## Work to complete
Your task is to give the data again, exactly, with every line intact.

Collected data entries
>>>

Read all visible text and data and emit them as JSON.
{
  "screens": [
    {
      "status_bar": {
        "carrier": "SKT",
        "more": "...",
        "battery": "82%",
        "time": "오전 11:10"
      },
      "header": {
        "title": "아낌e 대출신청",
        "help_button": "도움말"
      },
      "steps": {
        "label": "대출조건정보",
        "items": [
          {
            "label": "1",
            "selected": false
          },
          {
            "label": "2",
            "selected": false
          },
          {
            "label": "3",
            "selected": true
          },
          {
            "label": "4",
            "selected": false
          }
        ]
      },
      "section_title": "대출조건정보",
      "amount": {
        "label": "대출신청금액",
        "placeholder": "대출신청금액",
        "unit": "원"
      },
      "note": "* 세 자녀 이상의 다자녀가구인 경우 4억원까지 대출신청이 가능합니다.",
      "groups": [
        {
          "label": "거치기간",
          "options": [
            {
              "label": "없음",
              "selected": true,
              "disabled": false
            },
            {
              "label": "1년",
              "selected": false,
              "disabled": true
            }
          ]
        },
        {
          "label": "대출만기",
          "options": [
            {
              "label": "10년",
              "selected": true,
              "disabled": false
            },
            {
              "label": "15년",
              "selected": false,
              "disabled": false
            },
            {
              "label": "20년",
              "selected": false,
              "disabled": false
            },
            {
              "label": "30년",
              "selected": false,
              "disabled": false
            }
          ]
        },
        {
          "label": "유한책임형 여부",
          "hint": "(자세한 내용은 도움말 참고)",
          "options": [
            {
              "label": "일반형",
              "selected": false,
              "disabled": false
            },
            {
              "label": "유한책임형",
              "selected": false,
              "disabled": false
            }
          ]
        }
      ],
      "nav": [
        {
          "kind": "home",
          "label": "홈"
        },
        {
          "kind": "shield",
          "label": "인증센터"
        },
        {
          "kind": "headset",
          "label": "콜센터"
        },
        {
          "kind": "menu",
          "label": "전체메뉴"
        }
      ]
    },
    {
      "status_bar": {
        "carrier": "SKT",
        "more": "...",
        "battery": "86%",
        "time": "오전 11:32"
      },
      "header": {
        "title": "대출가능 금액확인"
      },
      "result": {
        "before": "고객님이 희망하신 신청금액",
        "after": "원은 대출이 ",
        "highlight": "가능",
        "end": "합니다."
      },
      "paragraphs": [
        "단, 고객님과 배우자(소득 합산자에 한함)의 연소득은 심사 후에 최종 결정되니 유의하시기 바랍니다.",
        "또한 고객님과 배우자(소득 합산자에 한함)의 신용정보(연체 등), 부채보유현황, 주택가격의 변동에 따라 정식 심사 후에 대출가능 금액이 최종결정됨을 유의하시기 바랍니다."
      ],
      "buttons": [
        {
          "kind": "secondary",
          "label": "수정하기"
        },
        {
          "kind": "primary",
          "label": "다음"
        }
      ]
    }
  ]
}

<<<

## Exercise output
Read all visible text and data and emit them as JSON.
{
  "screens": [
    {
      "status_bar": {
        "carrier": "SKT",
        "more": "...",
        "battery": "82%",
        "time": "오전 11:10"
      },
      "header": {
        "title": "아낌e 대출신청",
        "help_button": "도움말"
      },
      "steps": {
        "label": "대출조건정보",
        "items": [
          {
            "label": "1",
            "selected": false
          },
          {
            "label": "2",
            "selected": false
          },
          {
            "label": "3",
            "selected": true
          },
          {
            "label": "4",
            "selected": false
          }
        ]
      },
      "section_title": "대출조건정보",
      "amount": {
        "label": "대출신청금액",
        "placeholder": "대출신청금액",
        "unit": "원"
      },
      "note": "* 세 자녀 이상의 다자녀가구인 경우 4억원까지 대출신청이 가능합니다.",
      "groups": [
        {
          "label": "거치기간",
          "options": [
            {
              "label": "없음",
              "selected": true,
              "disabled": false
            },
            {
              "label": "1년",
              "selected": false,
              "disabled": true
            }
          ]
        },
        {
          "label": "대출만기",
          "options": [
            {
              "label": "10년",
              "selected": true,
              "disabled": false
            },
            {
              "label": "15년",
              "selected": false,
              "disabled": false
            },
            {
              "label": "20년",
              "selected": false,
              "disabled": false
            },
            {
              "label": "30년",
              "selected": false,
              "disabled": false
            }
          ]
        },
        {
          "label": "유한책임형 여부",
          "hint": "(자세한 내용은 도움말 참고)",
          "options": [
            {
              "label": "일반형",
              "selected": false,
              "disabled": false
            },
            {
              "label": "유한책임형",
              "selected": false,
              "disabled": false
            }
          ]
        }
      ],
      "nav": [
        {
          "kind": "home",
          "label": "홈"
        },
        {
          "kind": "shield",
          "label": "인증센터"
        },
        {
          "kind": "headset",
          "label": "콜센터"
        },
        {
          "kind": "menu",
          "label": "전체메뉴"
        }
      ]
    },
    {
      "status_bar": {
        "carrier": "SKT",
        "more": "...",
        "battery": "86%",
        "time": "오전 11:32"
      },
      "header": {
        "title": "대출가능 금액확인"
      },
      "result": {
        "before": "고객님이 희망하신 신청금액",
        "after": "원은 대출이 ",
        "highlight": "가능",
        "end": "합니다."
      },
      "paragraphs": [
        "단, 고객님과 배우자(소득 합산자에 한함)의 연소득은 심사 후에 최종 결정되니 유의하시기 바랍니다.",
        "또한 고객님과 배우자(소득 합산자에 한함)의 신용정보(연체 등), 부채보유현황, 주택가격의 변동에 따라 정식 심사 후에 대출가능 금액이 최종결정됨을 유의하시기 바랍니다."
      ],
      "buttons": [
        {
          "kind": "secondary",
          "label": "수정하기"
        },
        {
          "kind": "primary",
          "label": "다음"
        }
      ]
    }
  ]
}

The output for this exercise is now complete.